→ Provided data
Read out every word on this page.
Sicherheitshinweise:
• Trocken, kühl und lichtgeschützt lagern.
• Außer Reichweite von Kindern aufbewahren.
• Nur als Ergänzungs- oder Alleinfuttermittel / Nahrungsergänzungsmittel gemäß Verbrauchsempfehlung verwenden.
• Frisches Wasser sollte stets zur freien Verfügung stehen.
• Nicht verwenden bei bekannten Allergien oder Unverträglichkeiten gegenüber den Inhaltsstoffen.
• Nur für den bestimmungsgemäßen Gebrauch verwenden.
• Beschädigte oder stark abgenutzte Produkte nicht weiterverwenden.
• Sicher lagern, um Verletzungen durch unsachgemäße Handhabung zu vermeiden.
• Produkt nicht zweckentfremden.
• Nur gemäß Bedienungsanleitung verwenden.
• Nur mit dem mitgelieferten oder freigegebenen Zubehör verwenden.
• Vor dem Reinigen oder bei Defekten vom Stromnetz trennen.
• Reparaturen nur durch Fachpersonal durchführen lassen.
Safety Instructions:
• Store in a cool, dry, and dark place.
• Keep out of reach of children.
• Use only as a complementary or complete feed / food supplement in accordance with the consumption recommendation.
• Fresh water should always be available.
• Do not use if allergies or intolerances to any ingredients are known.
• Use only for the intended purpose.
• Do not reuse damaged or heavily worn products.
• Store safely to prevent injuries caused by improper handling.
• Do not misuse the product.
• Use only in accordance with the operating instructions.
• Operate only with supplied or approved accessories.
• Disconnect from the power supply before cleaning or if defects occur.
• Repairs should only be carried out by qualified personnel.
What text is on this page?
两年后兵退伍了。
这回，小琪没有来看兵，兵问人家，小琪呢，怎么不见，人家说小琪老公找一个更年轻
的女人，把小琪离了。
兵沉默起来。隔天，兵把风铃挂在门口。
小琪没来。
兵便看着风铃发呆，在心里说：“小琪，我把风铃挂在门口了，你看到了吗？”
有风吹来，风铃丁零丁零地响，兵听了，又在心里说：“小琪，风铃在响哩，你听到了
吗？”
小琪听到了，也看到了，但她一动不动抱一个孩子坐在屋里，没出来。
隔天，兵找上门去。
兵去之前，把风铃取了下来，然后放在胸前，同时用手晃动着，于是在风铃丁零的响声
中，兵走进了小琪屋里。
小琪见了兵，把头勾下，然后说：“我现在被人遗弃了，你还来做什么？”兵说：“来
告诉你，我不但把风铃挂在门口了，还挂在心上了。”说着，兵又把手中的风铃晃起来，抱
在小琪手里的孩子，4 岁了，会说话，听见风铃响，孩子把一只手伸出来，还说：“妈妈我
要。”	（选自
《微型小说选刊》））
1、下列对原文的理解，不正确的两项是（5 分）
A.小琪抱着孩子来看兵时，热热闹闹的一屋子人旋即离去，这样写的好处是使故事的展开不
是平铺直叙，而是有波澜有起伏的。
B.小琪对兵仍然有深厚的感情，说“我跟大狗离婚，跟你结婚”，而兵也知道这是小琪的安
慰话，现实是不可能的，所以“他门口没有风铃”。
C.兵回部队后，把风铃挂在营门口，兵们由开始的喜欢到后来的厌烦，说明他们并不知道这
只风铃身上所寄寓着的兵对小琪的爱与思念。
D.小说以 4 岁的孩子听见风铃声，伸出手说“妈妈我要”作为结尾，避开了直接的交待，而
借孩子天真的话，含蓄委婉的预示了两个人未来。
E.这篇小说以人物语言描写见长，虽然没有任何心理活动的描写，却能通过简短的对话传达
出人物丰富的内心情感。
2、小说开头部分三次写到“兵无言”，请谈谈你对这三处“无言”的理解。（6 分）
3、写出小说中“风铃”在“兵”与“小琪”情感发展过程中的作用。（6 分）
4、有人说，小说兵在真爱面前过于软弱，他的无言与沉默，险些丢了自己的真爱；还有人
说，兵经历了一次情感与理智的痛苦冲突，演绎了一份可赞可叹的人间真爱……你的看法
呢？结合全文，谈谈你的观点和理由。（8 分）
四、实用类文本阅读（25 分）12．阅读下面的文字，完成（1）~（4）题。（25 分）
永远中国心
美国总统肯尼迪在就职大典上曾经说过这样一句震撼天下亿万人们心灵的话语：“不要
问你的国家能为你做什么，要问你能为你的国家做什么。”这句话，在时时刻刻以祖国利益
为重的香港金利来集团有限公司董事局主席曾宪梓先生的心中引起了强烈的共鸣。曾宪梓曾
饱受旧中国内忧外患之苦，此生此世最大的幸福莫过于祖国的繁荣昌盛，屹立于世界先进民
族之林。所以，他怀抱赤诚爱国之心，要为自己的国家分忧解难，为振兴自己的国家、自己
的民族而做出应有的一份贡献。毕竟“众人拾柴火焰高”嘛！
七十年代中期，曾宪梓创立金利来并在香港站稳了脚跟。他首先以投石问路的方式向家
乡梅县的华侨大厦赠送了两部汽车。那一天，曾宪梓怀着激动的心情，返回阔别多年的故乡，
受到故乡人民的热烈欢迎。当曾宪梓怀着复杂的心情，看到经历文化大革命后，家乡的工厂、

→ What is needed
Each of the records should be retyped exactly.

→ Written reply
Read out every word on this page.
Sicherheitshinweise:
• Trocken, kühl und lichtgeschützt lagern.
• Außer Reichweite von Kindern aufbewahren.
• Nur als Ergänzungs- oder Alleinfuttermittel / Nahrungsergänzungsmittel gemäß Verbrauchsempfehlung verwenden.
• Frisches Wasser sollte stets zur freien Verfügung stehen.
• Nicht verwenden bei bekannten Allergien oder Unverträglichkeiten gegenüber den Inhaltsstoffen.
• Nur für den bestimmungsgemäßen Gebrauch verwenden.
• Beschädigte oder stark abgenutzte Produkte nicht weiterverwenden.
• Sicher lagern, um Verletzungen durch unsachgemäße Handhabung zu vermeiden.
• Produkt nicht zweckentfremden.
• Nur gemäß Bedienungsanleitung verwenden.
• Nur mit dem mitgelieferten oder freigegebenen Zubehör verwenden.
• Vor dem Reinigen oder bei Defekten vom Stromnetz trennen.
• Reparaturen nur durch Fachpersonal durchführen lassen.
Safety Instructions:
• Store in a cool, dry, and dark place.
• Keep out of reach of children.
• Use only as a complementary or complete feed / food supplement in accordance with the consumption recommendation.
• Fresh water should always be available.
• Do not use if allergies or intolerances to any ingredients are known.
• Use only for the intended purpose.
• Do not reuse damaged or heavily worn products.
• Store safely to prevent injuries caused by improper handling.
• Do not misuse the product.
• Use only in accordance with the operating instructions.
• Operate only with supplied or approved accessories.
• Disconnect from the power supply before cleaning or if defects occur.
• Repairs should only be carried out by qualified personnel.
What text is on this page?
两年后兵退伍了。
这回，小琪没有来看兵，兵问人家，小琪呢，怎么不见，人家说小琪老公找一个更年轻
的女人，把小琪离了。
兵沉默起来。隔天，兵把风铃挂在门口。
小琪没来。
兵便看着风铃发呆，在心里说：“小琪，我把风铃挂在门口了，你看到了吗？”
有风吹来，风铃丁零丁零地响，兵听了，又在心里说：“小琪，风铃在响哩，你听到了
吗？”
小琪听到了，也看到了，但她一动不动抱一个孩子坐在屋里，没出来。
隔天，兵找上门去。
兵去之前，把风铃取了下来，然后放在胸前，同时用手晃动着，于是在风铃丁零的响声
中，兵走进了小琪屋里。
小琪见了兵，把头勾下，然后说：“我现在被人遗弃了，你还来做什么？”兵说：“来
告诉你，我不但把风铃挂在门口了，还挂在心上了。”说着，兵又把手中的风铃晃起来，抱
在小琪手里的孩子，4 岁了，会说话，听见风铃响，孩子把一只手伸出来，还说：“妈妈我
要。”	（选自
《微型小说选刊》））
1、下列对原文的理解，不正确的两项是（5 分）
A.小琪抱着孩子来看兵时，热热闹闹的一屋子人旋即离去，这样写的好处是使故事的展开不
是平铺直叙，而是有波澜有起伏的。
B.小琪对兵仍然有深厚的感情，说“我跟大狗离婚，跟你结婚”，而兵也知道这是小琪的安
慰话，现实是不可能的，所以“他门口没有风铃”。
C.兵回部队后，把风铃挂在营门口，兵们由开始的喜欢到后来的厌烦，说明他们并不知道这
只风铃身上所寄寓着的兵对小琪的爱与思念。
D.小说以 4 岁的孩子听见风铃声，伸出手说“妈妈我要”作为结尾，避开了直接的交待，而
借孩子天真的话，含蓄委婉的预示了两个人未来。
E.这篇小说以人物语言描写见长，虽然没有任何心理活动的描写，却能通过简短的对话传达
出人物丰富的内心情感。
2、小说开头部分三次写到“兵无言”，请谈谈你对这三处“无言”的理解。（6 分）
3、写出小说中“风铃”在“兵”与“小琪”情感发展过程中的作用。（6 分）
4、有人说，小说兵在真爱面前过于软弱，他的无言与沉默，险些丢了自己的真爱；还有人
说，兵经历了一次情感与理智的痛苦冲突，演绎了一份可赞可叹的人间真爱……你的看法
呢？结合全文，谈谈你的观点和理由。（8 分）
四、实用类文本阅读（25 分）12．阅读下面的文字，完成（1）~（4）题。（25 分）
永远中国心
美国总统肯尼迪在就职大典上曾经说过这样一句震撼天下亿万人们心灵的话语：“不要
问你的国家能为你做什么，要问你能为你的国家做什么。”这句话，在时时刻刻以祖国利益
为重的香港金利来集团有限公司董事局主席曾宪梓先生的心中引起了强烈的共鸣。曾宪梓曾
饱受旧中国内忧外患之苦，此生此世最大的幸福莫过于祖国的繁荣昌盛，屹立于世界先进民
族之林。所以，他怀抱赤诚爱国之心，要为自己的国家分忧解难，为振兴自己的国家、自己
的民族而做出应有的一份贡献。毕竟“众人拾柴火焰高”嘛！
七十年代中期，曾宪梓创立金利来并在香港站稳了脚跟。他首先以投石问路的方式向家
乡梅县的华侨大厦赠送了两部汽车。那一天，曾宪梓怀着激动的心情，返回阔别多年的故乡，
受到故乡人民的热烈欢迎。当曾宪梓怀着复杂的心情，看到经历文化大革命后，家乡的工厂、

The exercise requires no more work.